SHORT TASK: Without skipping anything, write out each record below exactly.

Dataset rows about figures
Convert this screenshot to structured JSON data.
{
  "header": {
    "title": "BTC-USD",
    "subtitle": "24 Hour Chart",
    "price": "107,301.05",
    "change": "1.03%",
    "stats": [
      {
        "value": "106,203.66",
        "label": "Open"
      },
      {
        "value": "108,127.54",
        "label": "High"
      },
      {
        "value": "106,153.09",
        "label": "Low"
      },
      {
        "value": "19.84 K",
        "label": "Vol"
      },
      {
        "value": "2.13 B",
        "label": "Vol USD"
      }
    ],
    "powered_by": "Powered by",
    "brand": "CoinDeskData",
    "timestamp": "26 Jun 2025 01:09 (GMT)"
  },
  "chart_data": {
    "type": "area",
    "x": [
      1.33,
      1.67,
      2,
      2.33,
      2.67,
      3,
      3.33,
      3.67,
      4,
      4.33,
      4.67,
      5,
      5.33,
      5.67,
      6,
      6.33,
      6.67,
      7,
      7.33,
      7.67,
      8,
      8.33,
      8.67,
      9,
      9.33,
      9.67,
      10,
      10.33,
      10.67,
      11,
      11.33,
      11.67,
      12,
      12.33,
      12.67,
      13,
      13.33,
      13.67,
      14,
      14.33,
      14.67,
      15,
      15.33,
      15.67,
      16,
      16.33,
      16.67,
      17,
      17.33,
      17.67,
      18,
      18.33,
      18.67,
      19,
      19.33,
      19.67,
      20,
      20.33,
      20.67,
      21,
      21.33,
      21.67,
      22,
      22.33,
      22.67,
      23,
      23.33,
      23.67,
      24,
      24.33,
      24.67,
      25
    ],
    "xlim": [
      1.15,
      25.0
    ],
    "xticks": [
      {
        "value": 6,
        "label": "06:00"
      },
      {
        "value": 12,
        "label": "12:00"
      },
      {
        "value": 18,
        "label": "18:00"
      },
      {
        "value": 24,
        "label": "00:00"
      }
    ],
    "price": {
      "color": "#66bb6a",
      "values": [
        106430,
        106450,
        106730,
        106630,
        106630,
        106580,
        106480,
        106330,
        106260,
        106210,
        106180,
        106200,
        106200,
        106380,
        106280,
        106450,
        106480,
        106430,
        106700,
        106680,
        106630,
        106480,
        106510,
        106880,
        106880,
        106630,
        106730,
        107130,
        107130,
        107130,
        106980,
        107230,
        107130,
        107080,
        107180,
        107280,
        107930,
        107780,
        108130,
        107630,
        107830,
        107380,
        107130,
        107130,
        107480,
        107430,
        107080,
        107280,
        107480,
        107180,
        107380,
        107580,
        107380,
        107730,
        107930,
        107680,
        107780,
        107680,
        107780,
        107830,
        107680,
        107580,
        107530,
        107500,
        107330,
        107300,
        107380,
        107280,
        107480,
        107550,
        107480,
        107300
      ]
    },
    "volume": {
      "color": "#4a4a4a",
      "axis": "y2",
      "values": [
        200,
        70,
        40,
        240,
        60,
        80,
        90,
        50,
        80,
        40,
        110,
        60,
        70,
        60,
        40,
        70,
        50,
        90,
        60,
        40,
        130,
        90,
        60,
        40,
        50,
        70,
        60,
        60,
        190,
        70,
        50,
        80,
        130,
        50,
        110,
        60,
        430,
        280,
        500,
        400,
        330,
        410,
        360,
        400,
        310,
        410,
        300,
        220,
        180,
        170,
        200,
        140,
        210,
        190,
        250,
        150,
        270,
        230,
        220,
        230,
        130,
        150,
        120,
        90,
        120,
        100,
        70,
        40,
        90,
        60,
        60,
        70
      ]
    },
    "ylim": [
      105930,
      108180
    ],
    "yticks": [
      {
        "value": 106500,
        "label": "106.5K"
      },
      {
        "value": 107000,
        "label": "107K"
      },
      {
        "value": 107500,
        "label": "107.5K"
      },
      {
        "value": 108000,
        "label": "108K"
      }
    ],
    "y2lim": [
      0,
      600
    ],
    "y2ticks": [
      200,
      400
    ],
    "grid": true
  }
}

TASK SOLUTION:
Convert this screenshot to structured JSON data.
{
  "header": {
    "title": "BTC-USD",
    "subtitle": "24 Hour Chart",
    "price": "107,301.05",
    "change": "1.03%",
    "stats": [
      {
        "value": "106,203.66",
        "label": "Open"
      },
      {
        "value": "108,127.54",
        "label": "High"
      },
      {
        "value": "106,153.09",
        "label": "Low"
      },
      {
        "value": "19.84 K",
        "label": "Vol"
      },
      {
        "value": "2.13 B",
        "label": "Vol USD"
      }
    ],
    "powered_by": "Powered by",
    "brand": "CoinDeskData",
    "timestamp": "26 Jun 2025 01:09 (GMT)"
  },
  "chart_data": {
    "type": "area",
    "x": [
      1.33,
      1.67,
      2,
      2.33,
      2.67,
      3,
      3.33,
      3.67,
      4,
      4.33,
      4.67,
      5,
      5.33,
      5.67,
      6,
      6.33,
      6.67,
      7,
      7.33,
      7.67,
      8,
      8.33,
      8.67,
      9,
      9.33,
      9.67,
      10,
      10.33,
      10.67,
      11,
      11.33,
      11.67,
      12,
      12.33,
      12.67,
      13,
      13.33,
      13.67,
      14,
      14.33,
      14.67,
      15,
      15.33,
      15.67,
      16,
      16.33,
      16.67,
      17,
      17.33,
      17.67,
      18,
      18.33,
      18.67,
      19,
      19.33,
      19.67,
      20,
      20.33,
      20.67,
      21,
      21.33,
      21.67,
      22,
      22.33,
      22.67,
      23,
      23.33,
      23.67,
      24,
      24.33,
      24.67,
      25
    ],
    "xlim": [
      1.15,
      25.0
    ],
    "xticks": [
      {
        "value": 6,
        "label": "06:00"
      },
      {
        "value": 12,
        "label": "12:00"
      },
      {
        "value": 18,
        "label": "18:00"
      },
      {
        "value": 24,
        "label": "00:00"
      }
    ],
    "price": {
      "color": "#66bb6a",
      "values": [
        106430,
        106450,
        106730,
        106630,
        106630,
        106580,
        106480,
        106330,
        106260,
        106210,
        106180,
        106200,
        106200,
        106380,
        106280,
        106450,
        106480,
        106430,
        106700,
        106680,
        106630,
        106480,
        106510,
        106880,
        106880,
        106630,
        106730,
        107130,
        107130,
        107130,
        106980,
        107230,
        107130,
        107080,
        107180,
        107280,
        107930,
        107780,
        108130,
        107630,
        107830,
        107380,
        107130,
        107130,
        107480,
        107430,
        107080,
        107280,
        107480,
        107180,
        107380,
        107580,
        107380,
        107730,
        107930,
        107680,
        107780,
        107680,
        107780,
        107830,
        107680,
        107580,
        107530,
        107500,
        107330,
        107300,
        107380,
        107280,
        107480,
        107550,
        107480,
        107300
      ]
    },
    "volume": {
      "color": "#4a4a4a",
      "axis": "y2",
      "values": [
        200,
        70,
        40,
        240,
        60,
        80,
        90,
        50,
        80,
        40,
        110,
        60,
        70,
        60,
        40,
        70,
        50,
        90,
        60,
        40,
        130,
        90,
        60,
        40,
        50,
        70,
        60,
        60,
        190,
        70,
        50,
        80,
        130,
        50,
        110,
        60,
        430,
        280,
        500,
        400,
        330,
        410,
        360,
        400,
        310,
        410,
        300,
        220,
        180,
        170,
        200,
        140,
        210,
        190,
        250,
        150,
        270,
        230,
        220,
        230,
        130,
        150,
        120,
        90,
        120,
        100,
        70,
        40,
        90,
        60,
        60,
        70
      ]
    },
    "ylim": [
      105930,
      108180
    ],
    "yticks": [
      {
        "value": 106500,
        "label": "106.5K"
      },
      {
        "value": 107000,
        "label": "107K"
      },
      {
        "value": 107500,
        "label": "107.5K"
      },
      {
        "value": 108000,
        "label": "108K"
      }
    ],
    "y2lim": [
      0,
      600
    ],
    "y2ticks": [
      200,
      400
    ],
    "grid": true
  }
}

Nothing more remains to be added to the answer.